[RECORD EXTRACTS start]

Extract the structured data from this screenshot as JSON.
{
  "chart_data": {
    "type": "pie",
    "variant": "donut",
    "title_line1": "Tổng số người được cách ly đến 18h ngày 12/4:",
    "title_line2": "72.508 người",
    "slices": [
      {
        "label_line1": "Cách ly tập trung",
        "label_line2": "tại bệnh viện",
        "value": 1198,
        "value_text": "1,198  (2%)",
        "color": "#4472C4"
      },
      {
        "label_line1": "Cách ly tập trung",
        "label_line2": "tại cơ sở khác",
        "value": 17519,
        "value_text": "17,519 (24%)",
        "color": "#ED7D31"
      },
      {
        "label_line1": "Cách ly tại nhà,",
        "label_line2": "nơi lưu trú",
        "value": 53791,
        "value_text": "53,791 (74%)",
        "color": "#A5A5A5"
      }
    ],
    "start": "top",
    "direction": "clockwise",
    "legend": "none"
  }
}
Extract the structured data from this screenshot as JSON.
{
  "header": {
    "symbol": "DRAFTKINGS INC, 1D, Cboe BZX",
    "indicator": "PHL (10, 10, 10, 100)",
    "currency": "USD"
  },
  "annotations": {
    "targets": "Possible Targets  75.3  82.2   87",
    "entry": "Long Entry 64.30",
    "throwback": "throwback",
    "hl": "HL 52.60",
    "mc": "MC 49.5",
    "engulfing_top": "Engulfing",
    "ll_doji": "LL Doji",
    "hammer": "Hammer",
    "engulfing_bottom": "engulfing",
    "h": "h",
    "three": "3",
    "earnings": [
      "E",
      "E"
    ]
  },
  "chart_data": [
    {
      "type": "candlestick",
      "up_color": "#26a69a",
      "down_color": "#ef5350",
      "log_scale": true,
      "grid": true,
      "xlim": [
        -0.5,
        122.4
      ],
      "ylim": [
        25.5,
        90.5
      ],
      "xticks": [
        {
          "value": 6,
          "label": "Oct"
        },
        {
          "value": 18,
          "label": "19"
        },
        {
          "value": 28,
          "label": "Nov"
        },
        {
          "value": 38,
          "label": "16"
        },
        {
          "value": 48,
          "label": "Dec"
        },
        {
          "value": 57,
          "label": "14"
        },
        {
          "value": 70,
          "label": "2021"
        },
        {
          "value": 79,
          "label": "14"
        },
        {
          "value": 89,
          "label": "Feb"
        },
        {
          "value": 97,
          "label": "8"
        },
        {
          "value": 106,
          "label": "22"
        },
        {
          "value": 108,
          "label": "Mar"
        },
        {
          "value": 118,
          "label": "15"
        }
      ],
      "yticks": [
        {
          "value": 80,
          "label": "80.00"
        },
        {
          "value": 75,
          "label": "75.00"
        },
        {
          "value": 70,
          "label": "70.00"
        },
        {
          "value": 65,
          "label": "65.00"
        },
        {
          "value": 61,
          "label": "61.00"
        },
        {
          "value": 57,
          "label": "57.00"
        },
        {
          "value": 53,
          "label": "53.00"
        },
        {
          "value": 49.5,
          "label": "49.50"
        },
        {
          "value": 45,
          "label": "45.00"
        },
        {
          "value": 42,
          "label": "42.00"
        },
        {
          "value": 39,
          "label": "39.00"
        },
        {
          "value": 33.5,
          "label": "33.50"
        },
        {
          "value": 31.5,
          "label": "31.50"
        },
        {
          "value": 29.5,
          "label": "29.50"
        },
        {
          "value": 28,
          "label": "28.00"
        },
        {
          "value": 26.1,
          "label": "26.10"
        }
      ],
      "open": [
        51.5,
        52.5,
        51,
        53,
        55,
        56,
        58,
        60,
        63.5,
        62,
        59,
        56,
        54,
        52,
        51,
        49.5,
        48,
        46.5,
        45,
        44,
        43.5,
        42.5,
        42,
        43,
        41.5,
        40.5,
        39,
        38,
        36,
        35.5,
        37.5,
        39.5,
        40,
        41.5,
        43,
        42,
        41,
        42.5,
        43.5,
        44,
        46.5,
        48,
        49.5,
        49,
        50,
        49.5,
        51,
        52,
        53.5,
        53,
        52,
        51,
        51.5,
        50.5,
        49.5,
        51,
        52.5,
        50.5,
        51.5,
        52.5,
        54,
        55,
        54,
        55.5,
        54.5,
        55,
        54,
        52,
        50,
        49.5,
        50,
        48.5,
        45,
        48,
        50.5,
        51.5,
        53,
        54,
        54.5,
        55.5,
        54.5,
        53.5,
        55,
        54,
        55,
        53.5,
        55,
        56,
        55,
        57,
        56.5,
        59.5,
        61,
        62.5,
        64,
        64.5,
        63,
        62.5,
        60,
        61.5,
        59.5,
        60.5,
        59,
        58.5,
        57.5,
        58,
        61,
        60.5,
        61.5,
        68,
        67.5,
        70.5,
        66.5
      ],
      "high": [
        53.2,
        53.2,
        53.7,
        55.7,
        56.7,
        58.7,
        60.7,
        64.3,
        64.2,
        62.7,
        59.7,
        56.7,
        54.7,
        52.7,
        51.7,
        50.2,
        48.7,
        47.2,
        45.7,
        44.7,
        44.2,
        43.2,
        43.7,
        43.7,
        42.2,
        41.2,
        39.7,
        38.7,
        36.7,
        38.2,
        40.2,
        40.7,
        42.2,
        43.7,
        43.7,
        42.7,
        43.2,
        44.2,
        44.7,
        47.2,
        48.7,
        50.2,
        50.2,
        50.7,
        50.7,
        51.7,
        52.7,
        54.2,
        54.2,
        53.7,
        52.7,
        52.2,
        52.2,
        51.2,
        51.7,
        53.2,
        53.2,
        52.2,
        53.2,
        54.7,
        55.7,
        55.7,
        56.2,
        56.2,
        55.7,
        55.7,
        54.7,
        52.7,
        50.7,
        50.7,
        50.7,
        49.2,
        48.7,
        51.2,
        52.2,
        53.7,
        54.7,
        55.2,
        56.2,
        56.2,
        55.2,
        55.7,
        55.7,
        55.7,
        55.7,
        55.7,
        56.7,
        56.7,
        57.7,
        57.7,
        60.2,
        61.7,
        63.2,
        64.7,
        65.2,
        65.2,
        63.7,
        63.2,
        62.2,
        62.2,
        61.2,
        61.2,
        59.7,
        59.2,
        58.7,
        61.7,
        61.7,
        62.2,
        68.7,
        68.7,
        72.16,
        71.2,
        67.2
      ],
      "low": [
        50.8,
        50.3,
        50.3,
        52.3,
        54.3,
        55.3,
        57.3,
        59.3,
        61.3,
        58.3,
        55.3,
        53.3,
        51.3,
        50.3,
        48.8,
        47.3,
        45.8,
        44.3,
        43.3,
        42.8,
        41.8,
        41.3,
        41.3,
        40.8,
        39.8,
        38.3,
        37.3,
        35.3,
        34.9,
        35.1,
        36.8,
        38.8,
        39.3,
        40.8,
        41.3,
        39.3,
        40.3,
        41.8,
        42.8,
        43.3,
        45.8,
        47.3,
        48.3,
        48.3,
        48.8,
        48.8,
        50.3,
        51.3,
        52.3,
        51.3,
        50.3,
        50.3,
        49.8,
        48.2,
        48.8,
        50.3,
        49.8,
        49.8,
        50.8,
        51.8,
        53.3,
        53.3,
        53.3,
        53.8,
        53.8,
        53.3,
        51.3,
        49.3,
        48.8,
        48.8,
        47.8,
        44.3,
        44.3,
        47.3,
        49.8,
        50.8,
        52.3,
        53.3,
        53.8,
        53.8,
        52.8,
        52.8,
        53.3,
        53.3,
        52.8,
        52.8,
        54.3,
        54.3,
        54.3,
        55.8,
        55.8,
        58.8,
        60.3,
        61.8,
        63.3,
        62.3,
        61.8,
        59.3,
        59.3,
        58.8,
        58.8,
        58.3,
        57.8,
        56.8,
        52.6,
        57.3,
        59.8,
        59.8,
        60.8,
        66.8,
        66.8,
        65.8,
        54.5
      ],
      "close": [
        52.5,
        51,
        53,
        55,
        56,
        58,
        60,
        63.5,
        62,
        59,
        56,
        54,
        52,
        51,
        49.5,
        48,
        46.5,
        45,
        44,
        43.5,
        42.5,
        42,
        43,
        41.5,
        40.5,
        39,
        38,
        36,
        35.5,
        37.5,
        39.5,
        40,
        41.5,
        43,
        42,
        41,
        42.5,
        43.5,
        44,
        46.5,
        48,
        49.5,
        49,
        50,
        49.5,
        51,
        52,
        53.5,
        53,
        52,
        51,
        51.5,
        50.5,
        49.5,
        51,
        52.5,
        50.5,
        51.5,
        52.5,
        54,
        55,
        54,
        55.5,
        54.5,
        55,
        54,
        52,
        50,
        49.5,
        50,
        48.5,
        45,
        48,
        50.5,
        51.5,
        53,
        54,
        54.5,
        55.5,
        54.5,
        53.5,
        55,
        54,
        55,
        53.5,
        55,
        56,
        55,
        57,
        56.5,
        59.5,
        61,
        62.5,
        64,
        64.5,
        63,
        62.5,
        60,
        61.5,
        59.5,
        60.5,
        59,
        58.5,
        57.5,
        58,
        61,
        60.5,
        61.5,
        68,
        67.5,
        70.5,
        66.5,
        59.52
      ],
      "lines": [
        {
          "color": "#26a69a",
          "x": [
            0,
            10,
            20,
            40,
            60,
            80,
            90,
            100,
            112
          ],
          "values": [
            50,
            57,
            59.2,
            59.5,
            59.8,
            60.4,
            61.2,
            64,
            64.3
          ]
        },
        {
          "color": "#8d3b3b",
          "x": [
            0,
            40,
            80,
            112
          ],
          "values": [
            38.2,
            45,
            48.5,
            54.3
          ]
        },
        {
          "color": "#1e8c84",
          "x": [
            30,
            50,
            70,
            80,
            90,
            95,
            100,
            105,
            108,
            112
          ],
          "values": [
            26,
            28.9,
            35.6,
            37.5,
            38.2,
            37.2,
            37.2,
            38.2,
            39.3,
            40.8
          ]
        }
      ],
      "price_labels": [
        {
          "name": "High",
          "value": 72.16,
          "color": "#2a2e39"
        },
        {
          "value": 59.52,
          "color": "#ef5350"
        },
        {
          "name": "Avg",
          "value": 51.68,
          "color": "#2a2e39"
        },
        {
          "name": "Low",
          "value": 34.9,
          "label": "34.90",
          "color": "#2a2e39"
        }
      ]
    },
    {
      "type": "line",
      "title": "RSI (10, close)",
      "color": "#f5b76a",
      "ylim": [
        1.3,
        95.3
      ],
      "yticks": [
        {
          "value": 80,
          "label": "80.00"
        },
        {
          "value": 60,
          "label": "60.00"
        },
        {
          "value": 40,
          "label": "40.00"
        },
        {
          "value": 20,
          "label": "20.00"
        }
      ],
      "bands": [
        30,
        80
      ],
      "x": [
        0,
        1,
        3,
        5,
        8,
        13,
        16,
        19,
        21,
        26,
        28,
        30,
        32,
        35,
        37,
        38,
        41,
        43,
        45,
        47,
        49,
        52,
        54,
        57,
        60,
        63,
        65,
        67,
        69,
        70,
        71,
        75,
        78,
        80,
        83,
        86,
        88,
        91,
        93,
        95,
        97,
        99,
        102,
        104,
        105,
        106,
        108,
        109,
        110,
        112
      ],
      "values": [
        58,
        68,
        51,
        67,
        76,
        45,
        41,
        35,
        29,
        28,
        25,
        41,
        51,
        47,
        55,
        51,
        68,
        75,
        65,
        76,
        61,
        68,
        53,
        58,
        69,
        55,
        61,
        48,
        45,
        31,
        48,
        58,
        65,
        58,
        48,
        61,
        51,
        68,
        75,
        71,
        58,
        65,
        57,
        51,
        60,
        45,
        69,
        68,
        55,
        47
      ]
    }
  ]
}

[RECORD EXTRACTS end]

* _STATED TASK_:
Locate each line with the word "type" and copy it.

* _FULL ANSWER_:
    "type": "pie",
      "type": "candlestick",
      "type": "line",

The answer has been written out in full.